* SET PROBLEM
Your answer should be a single number: the count of lines holding the word "SRMTID".

Start of DATASET ENTRIES

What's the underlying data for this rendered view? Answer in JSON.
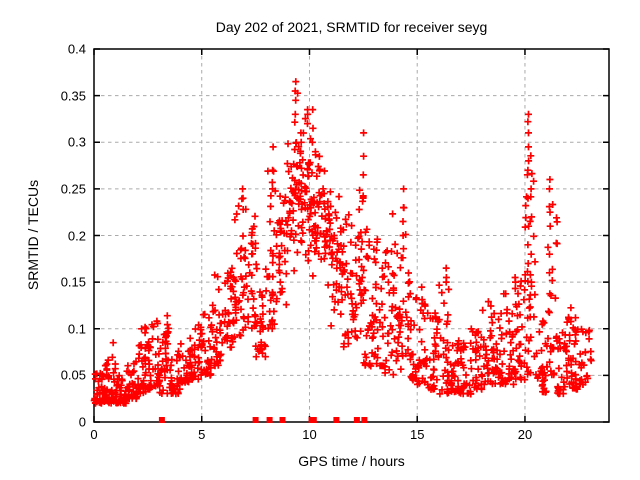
{
  "chart_data": {
    "type": "scatter",
    "title": "Day 202 of 2021, SRMTID for receiver seyg",
    "xlabel": "GPS time / hours",
    "ylabel": "SRMTID / TECUs",
    "xlim": [
      0,
      23.9
    ],
    "ylim": [
      0,
      0.4
    ],
    "xticks": [
      "0",
      "5",
      "10",
      "15",
      "20"
    ],
    "xtick_values": [
      0,
      5,
      10,
      15,
      20
    ],
    "yticks": [
      "0",
      "0.05",
      "0.1",
      "0.15",
      "0.2",
      "0.25",
      "0.3",
      "0.35",
      "0.4"
    ],
    "ytick_values": [
      0,
      0.05,
      0.1,
      0.15,
      0.2,
      0.25,
      0.3,
      0.35,
      0.4
    ],
    "grid": true,
    "legend": "none",
    "marker": {
      "shape": "plus",
      "color": "#ff0000",
      "size": 7
    },
    "flag_marker": {
      "shape": "square",
      "color": "#ff0000",
      "size": 6
    },
    "series_name": "SRMTID scatter (envelope bins: [t_start, t_end, count, y_min, y_max, centered])",
    "scatter_bins": [
      [
        0.0,
        0.5,
        38,
        0.02,
        0.055
      ],
      [
        0.5,
        1.0,
        38,
        0.02,
        0.07
      ],
      [
        1.0,
        1.5,
        34,
        0.02,
        0.05
      ],
      [
        1.5,
        2.0,
        34,
        0.025,
        0.065
      ],
      [
        2.0,
        2.5,
        34,
        0.03,
        0.105
      ],
      [
        2.5,
        3.0,
        34,
        0.035,
        0.115
      ],
      [
        3.0,
        3.5,
        36,
        0.03,
        0.12
      ],
      [
        3.5,
        4.0,
        30,
        0.03,
        0.08
      ],
      [
        4.0,
        4.5,
        26,
        0.04,
        0.09
      ],
      [
        4.5,
        5.0,
        30,
        0.045,
        0.105
      ],
      [
        5.0,
        5.5,
        30,
        0.05,
        0.12
      ],
      [
        5.5,
        6.0,
        30,
        0.06,
        0.16
      ],
      [
        6.0,
        6.5,
        34,
        0.08,
        0.175
      ],
      [
        6.5,
        7.0,
        34,
        0.09,
        0.25
      ],
      [
        7.0,
        7.5,
        32,
        0.1,
        0.245
      ],
      [
        7.5,
        8.0,
        30,
        0.07,
        0.175
      ],
      [
        8.0,
        8.5,
        32,
        0.1,
        0.27
      ],
      [
        8.5,
        9.0,
        32,
        0.12,
        0.3,
        1
      ],
      [
        9.0,
        9.5,
        40,
        0.15,
        0.36,
        1
      ],
      [
        9.5,
        10.0,
        42,
        0.16,
        0.335,
        1
      ],
      [
        10.0,
        10.5,
        42,
        0.14,
        0.33,
        1
      ],
      [
        10.5,
        11.0,
        36,
        0.13,
        0.28,
        1
      ],
      [
        11.0,
        11.5,
        36,
        0.1,
        0.25,
        1
      ],
      [
        11.5,
        12.0,
        32,
        0.08,
        0.23
      ],
      [
        12.0,
        12.5,
        34,
        0.09,
        0.27
      ],
      [
        12.5,
        13.0,
        32,
        0.06,
        0.21
      ],
      [
        13.0,
        13.5,
        30,
        0.06,
        0.2
      ],
      [
        13.5,
        14.0,
        30,
        0.05,
        0.23
      ],
      [
        14.0,
        14.5,
        30,
        0.05,
        0.25
      ],
      [
        14.5,
        15.0,
        30,
        0.045,
        0.16
      ],
      [
        15.0,
        15.5,
        30,
        0.04,
        0.145
      ],
      [
        15.5,
        16.0,
        30,
        0.035,
        0.12
      ],
      [
        16.0,
        16.5,
        30,
        0.03,
        0.15
      ],
      [
        16.5,
        17.0,
        30,
        0.03,
        0.09
      ],
      [
        17.0,
        17.5,
        30,
        0.03,
        0.085
      ],
      [
        17.5,
        18.0,
        30,
        0.035,
        0.1
      ],
      [
        18.0,
        18.5,
        30,
        0.04,
        0.13
      ],
      [
        18.5,
        19.0,
        30,
        0.04,
        0.12
      ],
      [
        19.0,
        19.5,
        30,
        0.04,
        0.14
      ],
      [
        19.5,
        20.0,
        32,
        0.045,
        0.155
      ],
      [
        20.0,
        20.5,
        36,
        0.05,
        0.3
      ],
      [
        20.5,
        21.0,
        26,
        0.03,
        0.12
      ],
      [
        21.0,
        21.5,
        32,
        0.05,
        0.235
      ],
      [
        21.5,
        22.0,
        30,
        0.03,
        0.11
      ],
      [
        22.0,
        22.5,
        36,
        0.035,
        0.125
      ],
      [
        22.5,
        23.1,
        28,
        0.04,
        0.1
      ]
    ],
    "high_columns": [
      {
        "x": 0.9,
        "ys": [
          0.085
        ]
      },
      {
        "x": 6.9,
        "ys": [
          0.24,
          0.25
        ]
      },
      {
        "x": 8.3,
        "ys": [
          0.25,
          0.27,
          0.295
        ]
      },
      {
        "x": 9.35,
        "ys": [
          0.33,
          0.345,
          0.355,
          0.365
        ]
      },
      {
        "x": 9.6,
        "ys": [
          0.3,
          0.31
        ]
      },
      {
        "x": 9.9,
        "ys": [
          0.32,
          0.33,
          0.335
        ]
      },
      {
        "x": 10.15,
        "ys": [
          0.3,
          0.315,
          0.335
        ]
      },
      {
        "x": 12.5,
        "ys": [
          0.24,
          0.265,
          0.285,
          0.31
        ]
      },
      {
        "x": 14.35,
        "ys": [
          0.2,
          0.215,
          0.23,
          0.25
        ]
      },
      {
        "x": 16.35,
        "ys": [
          0.15,
          0.155,
          0.165
        ]
      },
      {
        "x": 19.55,
        "ys": [
          0.15,
          0.155
        ]
      },
      {
        "x": 20.15,
        "ys": [
          0.17,
          0.19,
          0.21,
          0.24,
          0.27,
          0.28,
          0.295,
          0.31,
          0.322,
          0.33
        ]
      },
      {
        "x": 20.3,
        "ys": [
          0.15,
          0.18,
          0.22,
          0.25
        ]
      },
      {
        "x": 21.15,
        "ys": [
          0.16,
          0.18,
          0.21,
          0.225,
          0.25,
          0.26
        ]
      }
    ],
    "zero_flag_hours": [
      3.15,
      7.5,
      8.15,
      8.75,
      10.1,
      10.2,
      11.25,
      12.2,
      12.55
    ],
    "colors": {
      "points": "#ff0000",
      "grid": "#aaaaaa",
      "frame": "#000000",
      "text": "#000000"
    }
  }
}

End of DATASET ENTRIES

* THE SOLUTION
3